Data records:
________________________________________

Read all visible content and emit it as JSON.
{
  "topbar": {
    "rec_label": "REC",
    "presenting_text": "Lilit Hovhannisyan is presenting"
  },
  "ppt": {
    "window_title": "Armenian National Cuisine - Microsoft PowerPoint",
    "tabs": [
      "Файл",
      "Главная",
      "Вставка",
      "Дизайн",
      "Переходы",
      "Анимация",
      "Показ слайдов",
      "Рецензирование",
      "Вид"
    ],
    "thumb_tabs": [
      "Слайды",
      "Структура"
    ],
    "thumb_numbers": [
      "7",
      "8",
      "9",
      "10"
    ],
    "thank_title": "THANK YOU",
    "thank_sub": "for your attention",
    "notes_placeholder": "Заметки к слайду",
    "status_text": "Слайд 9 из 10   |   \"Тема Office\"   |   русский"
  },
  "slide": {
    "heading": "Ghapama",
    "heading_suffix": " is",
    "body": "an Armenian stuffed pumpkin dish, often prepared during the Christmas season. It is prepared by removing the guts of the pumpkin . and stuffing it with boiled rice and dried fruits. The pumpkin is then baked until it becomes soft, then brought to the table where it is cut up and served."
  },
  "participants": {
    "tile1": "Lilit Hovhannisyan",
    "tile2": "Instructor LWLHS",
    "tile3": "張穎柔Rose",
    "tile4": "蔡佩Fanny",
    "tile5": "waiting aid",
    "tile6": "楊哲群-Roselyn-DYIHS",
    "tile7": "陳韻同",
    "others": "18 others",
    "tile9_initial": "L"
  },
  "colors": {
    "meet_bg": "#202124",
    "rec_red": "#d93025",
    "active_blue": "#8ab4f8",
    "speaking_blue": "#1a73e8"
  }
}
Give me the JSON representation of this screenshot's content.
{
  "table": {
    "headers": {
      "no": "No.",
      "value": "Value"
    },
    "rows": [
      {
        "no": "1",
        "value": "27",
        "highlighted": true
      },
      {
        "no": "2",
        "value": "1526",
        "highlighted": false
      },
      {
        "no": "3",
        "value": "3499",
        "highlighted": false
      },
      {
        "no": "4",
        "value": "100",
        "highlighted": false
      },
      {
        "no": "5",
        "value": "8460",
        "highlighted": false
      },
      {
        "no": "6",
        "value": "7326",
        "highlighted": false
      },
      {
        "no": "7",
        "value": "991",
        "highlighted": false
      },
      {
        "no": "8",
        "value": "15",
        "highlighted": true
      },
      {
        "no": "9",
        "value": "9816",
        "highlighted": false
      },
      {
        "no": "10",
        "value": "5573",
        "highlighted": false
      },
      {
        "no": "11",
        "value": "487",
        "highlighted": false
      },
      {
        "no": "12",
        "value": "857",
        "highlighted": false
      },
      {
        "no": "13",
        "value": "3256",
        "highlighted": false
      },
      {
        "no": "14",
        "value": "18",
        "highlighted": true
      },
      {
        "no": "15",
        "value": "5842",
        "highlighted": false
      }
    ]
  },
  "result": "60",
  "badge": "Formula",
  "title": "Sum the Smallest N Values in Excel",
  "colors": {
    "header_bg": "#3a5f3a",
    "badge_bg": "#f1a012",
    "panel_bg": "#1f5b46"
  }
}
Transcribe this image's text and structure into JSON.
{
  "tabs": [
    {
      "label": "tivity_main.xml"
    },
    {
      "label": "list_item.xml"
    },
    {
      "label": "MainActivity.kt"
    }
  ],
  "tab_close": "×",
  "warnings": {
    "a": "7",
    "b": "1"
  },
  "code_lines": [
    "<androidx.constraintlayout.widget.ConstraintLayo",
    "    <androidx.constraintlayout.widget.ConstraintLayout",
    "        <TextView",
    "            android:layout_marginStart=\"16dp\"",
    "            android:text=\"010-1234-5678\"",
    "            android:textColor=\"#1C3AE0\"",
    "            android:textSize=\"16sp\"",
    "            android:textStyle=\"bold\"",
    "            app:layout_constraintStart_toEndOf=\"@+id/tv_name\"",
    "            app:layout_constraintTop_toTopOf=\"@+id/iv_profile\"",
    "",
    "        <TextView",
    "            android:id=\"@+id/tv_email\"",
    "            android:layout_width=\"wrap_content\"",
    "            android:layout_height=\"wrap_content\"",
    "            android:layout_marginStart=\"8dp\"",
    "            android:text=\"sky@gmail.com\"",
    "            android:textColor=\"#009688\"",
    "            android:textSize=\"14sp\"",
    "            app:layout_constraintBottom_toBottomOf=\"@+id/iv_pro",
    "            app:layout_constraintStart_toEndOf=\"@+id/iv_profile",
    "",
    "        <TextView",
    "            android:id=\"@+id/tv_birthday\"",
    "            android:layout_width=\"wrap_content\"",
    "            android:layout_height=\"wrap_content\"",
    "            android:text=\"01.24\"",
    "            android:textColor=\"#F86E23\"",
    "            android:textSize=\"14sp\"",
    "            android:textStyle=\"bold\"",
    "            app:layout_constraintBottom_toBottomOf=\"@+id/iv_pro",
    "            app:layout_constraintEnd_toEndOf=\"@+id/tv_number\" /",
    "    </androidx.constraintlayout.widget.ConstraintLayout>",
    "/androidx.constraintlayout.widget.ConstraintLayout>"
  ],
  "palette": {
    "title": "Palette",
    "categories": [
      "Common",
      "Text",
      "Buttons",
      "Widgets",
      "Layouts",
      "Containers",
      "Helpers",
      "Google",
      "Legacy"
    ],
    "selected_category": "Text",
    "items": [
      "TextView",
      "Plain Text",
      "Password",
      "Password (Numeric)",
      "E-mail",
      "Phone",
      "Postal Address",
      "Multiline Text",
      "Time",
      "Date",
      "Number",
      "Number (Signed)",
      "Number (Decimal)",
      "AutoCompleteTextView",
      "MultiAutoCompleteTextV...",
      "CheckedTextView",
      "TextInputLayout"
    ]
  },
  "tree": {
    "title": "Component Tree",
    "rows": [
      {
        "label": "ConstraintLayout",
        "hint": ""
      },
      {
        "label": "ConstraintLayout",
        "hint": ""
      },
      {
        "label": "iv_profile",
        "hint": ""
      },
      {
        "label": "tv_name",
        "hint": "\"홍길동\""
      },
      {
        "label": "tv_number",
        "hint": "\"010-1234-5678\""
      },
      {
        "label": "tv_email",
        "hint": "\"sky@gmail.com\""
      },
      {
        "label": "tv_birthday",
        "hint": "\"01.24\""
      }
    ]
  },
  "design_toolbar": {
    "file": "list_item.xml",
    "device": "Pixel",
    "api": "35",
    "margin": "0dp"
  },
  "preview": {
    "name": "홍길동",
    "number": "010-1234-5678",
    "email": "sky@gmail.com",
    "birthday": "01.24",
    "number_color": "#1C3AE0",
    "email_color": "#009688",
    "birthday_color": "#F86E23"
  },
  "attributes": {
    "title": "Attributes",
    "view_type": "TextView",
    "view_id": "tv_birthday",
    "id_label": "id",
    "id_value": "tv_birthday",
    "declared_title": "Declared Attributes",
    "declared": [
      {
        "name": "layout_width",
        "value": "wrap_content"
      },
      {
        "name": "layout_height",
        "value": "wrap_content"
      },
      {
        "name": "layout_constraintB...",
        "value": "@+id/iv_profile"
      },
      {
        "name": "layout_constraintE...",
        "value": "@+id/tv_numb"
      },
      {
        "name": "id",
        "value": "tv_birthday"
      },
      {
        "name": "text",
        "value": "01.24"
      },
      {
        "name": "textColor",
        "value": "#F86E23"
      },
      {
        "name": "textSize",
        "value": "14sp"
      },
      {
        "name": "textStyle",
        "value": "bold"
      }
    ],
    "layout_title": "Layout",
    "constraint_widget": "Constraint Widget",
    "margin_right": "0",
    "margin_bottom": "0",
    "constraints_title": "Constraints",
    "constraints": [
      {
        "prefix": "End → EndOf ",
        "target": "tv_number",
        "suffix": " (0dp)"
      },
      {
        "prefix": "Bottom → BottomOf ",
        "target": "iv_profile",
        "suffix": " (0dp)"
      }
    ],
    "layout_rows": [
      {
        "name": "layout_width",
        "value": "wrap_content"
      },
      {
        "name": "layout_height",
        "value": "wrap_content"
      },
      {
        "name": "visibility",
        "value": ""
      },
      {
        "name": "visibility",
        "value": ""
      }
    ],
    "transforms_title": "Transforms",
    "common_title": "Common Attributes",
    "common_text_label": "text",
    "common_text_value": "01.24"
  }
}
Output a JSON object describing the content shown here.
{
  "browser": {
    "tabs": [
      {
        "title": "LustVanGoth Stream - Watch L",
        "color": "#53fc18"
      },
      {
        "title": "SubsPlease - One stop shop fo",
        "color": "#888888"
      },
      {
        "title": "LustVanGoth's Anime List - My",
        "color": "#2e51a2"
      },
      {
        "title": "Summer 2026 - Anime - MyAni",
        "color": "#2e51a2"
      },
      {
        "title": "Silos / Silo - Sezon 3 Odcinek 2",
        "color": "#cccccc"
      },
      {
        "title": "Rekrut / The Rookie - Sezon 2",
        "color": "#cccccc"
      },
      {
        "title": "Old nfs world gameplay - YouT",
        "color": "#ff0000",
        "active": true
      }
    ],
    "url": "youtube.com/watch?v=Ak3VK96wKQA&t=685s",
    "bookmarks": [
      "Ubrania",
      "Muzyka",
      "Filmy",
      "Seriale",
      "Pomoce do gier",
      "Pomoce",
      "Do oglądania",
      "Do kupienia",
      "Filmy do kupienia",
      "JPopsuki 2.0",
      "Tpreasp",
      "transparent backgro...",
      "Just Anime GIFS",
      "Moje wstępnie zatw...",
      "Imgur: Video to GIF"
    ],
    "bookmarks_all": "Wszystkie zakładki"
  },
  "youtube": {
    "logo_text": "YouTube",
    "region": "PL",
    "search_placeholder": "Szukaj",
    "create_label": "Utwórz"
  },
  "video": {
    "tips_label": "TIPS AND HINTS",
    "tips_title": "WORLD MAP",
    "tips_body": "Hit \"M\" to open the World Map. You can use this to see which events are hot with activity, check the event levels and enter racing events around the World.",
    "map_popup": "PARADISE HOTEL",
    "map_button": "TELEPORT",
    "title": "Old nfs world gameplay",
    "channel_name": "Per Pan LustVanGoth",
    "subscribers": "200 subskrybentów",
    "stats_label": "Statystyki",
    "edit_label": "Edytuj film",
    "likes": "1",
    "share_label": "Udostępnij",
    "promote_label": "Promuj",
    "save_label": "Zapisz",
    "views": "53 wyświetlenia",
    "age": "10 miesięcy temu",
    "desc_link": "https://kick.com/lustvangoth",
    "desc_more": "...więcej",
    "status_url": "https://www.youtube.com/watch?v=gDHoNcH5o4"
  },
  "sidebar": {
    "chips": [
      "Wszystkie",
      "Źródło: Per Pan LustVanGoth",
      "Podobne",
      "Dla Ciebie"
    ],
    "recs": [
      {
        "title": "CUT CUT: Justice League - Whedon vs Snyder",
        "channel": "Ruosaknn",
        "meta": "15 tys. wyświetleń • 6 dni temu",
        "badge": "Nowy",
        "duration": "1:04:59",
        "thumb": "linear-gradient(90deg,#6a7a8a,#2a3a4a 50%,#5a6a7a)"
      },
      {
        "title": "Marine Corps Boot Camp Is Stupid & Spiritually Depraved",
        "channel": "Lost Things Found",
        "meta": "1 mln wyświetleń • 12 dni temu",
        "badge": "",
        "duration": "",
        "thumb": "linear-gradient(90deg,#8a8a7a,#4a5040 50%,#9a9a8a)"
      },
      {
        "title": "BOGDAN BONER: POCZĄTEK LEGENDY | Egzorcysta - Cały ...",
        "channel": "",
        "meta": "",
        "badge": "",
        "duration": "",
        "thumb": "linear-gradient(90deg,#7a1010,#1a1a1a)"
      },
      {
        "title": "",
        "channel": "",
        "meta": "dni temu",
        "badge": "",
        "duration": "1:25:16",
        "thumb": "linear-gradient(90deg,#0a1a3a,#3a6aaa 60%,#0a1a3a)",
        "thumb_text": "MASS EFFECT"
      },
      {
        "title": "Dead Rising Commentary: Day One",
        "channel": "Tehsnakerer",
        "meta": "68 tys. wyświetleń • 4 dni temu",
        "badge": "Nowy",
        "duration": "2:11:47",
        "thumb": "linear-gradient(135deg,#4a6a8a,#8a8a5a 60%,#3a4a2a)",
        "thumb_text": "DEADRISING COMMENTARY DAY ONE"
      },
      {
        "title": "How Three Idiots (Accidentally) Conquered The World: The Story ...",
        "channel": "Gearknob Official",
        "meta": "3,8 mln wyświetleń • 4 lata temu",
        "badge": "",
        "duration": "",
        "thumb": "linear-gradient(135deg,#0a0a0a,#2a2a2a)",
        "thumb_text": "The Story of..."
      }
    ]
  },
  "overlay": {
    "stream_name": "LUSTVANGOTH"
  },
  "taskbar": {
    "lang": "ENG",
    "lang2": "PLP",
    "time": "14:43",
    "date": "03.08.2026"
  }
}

________________________________________

_Task brief:_ Lines that hold the word "Story" are the ones to return, every one of them.

_Reply:_
        "title": "How Three Idiots (Accidentally) Conquered The World: The Story ...",
        "thumb_text": "The Story of..."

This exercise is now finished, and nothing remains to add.